▸ Work required: Find each line with the string "screenshot" and report it.

Data entries
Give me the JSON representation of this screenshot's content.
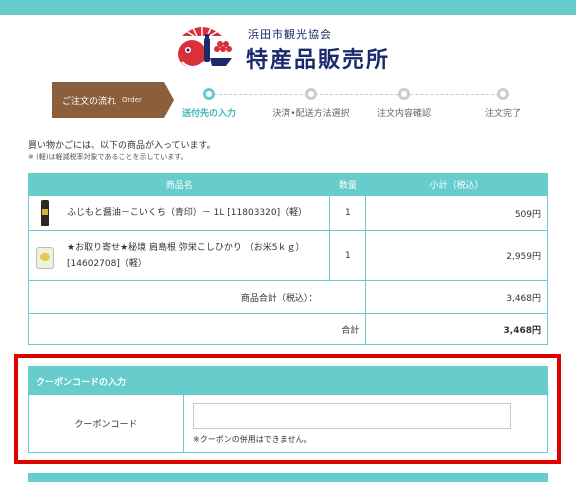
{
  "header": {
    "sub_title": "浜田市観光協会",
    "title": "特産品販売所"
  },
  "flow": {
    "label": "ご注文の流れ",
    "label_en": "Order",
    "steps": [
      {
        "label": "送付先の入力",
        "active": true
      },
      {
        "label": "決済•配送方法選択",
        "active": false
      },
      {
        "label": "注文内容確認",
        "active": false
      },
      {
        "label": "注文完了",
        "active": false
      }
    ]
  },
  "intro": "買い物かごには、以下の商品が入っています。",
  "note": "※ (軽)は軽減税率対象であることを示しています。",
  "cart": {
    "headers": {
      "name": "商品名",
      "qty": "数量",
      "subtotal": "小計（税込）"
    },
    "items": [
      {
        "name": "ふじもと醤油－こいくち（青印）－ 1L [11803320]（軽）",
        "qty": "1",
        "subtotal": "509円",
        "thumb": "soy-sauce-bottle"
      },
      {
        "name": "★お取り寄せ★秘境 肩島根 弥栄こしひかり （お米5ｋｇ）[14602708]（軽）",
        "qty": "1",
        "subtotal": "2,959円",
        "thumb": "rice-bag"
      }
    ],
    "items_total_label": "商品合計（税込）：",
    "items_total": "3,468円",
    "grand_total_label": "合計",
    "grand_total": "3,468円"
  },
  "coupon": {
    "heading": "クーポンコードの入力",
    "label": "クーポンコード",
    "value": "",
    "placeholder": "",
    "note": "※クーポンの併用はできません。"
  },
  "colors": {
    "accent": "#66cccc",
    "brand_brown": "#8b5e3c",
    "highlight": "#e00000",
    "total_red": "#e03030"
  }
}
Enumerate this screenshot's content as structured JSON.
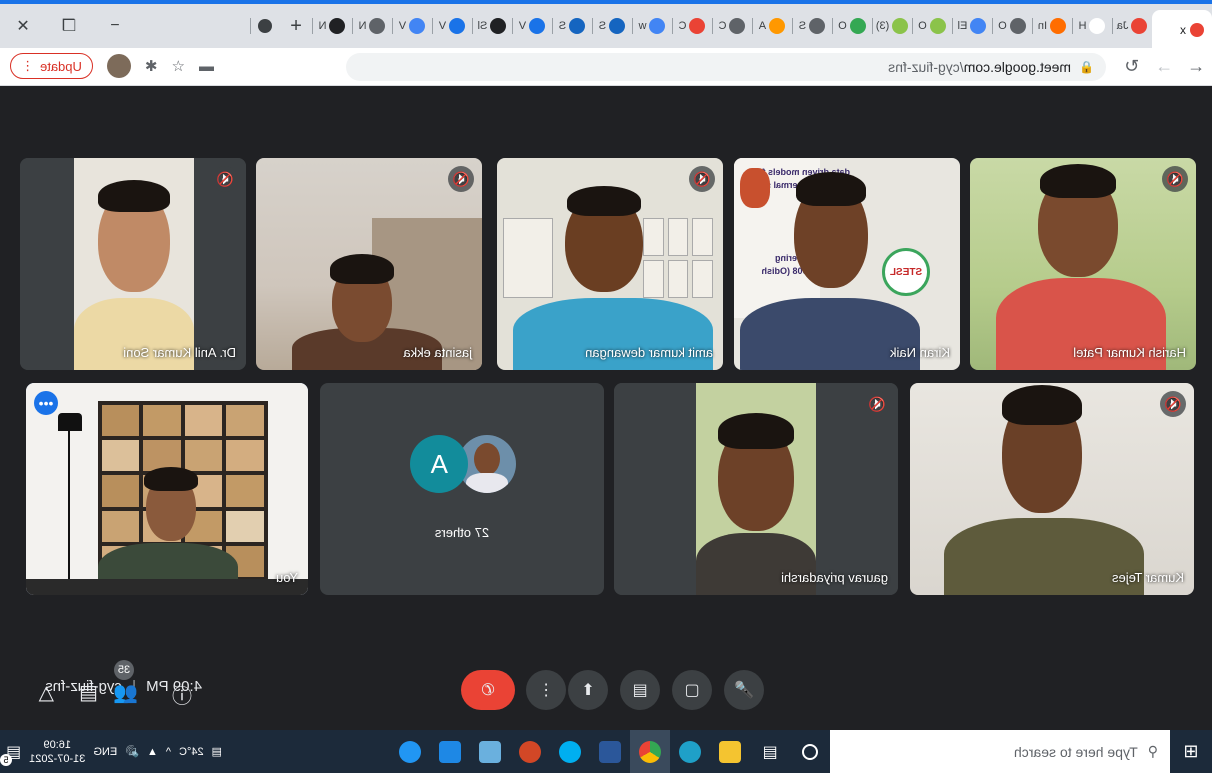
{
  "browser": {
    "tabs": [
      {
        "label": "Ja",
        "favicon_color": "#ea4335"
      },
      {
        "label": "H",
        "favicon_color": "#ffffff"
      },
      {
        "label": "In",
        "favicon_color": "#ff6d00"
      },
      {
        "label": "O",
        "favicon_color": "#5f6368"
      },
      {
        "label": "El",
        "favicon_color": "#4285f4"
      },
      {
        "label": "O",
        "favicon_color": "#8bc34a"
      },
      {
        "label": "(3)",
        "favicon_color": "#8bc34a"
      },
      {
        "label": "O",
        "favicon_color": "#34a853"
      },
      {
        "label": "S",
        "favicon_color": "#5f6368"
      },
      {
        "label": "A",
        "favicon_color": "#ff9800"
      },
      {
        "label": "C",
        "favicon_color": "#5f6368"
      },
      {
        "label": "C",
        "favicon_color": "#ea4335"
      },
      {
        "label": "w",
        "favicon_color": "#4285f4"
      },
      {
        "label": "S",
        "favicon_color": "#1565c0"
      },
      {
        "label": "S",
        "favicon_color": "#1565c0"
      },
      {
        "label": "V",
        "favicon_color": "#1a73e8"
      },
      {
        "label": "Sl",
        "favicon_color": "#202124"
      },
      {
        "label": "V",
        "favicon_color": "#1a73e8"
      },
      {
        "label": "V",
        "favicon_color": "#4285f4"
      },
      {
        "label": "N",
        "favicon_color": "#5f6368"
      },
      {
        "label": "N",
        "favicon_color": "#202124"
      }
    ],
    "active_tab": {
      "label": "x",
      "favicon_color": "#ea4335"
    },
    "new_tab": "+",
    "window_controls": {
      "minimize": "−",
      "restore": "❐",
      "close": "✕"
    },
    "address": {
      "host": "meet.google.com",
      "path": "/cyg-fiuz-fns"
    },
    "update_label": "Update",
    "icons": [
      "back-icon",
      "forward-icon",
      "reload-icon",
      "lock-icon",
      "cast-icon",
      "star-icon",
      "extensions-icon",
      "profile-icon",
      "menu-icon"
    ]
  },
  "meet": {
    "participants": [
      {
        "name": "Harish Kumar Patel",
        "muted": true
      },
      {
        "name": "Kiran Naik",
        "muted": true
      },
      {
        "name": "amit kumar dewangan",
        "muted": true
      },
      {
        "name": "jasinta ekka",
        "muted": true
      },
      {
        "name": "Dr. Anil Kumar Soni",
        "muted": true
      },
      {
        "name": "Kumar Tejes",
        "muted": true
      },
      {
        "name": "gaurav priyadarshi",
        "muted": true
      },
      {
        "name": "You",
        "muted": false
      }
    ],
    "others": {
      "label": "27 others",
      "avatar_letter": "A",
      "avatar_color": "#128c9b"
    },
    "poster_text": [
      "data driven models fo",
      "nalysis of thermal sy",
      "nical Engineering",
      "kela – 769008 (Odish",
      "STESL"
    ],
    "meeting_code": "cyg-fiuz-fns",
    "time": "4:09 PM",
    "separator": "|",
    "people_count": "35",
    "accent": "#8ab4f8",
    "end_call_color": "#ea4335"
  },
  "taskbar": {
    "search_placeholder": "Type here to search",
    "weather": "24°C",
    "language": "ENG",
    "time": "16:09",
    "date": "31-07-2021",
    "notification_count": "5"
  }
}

▸ Right answer:
Give me the JSON representation of this screenshot's content.
Enumerate this screenshot's content as structured JSON.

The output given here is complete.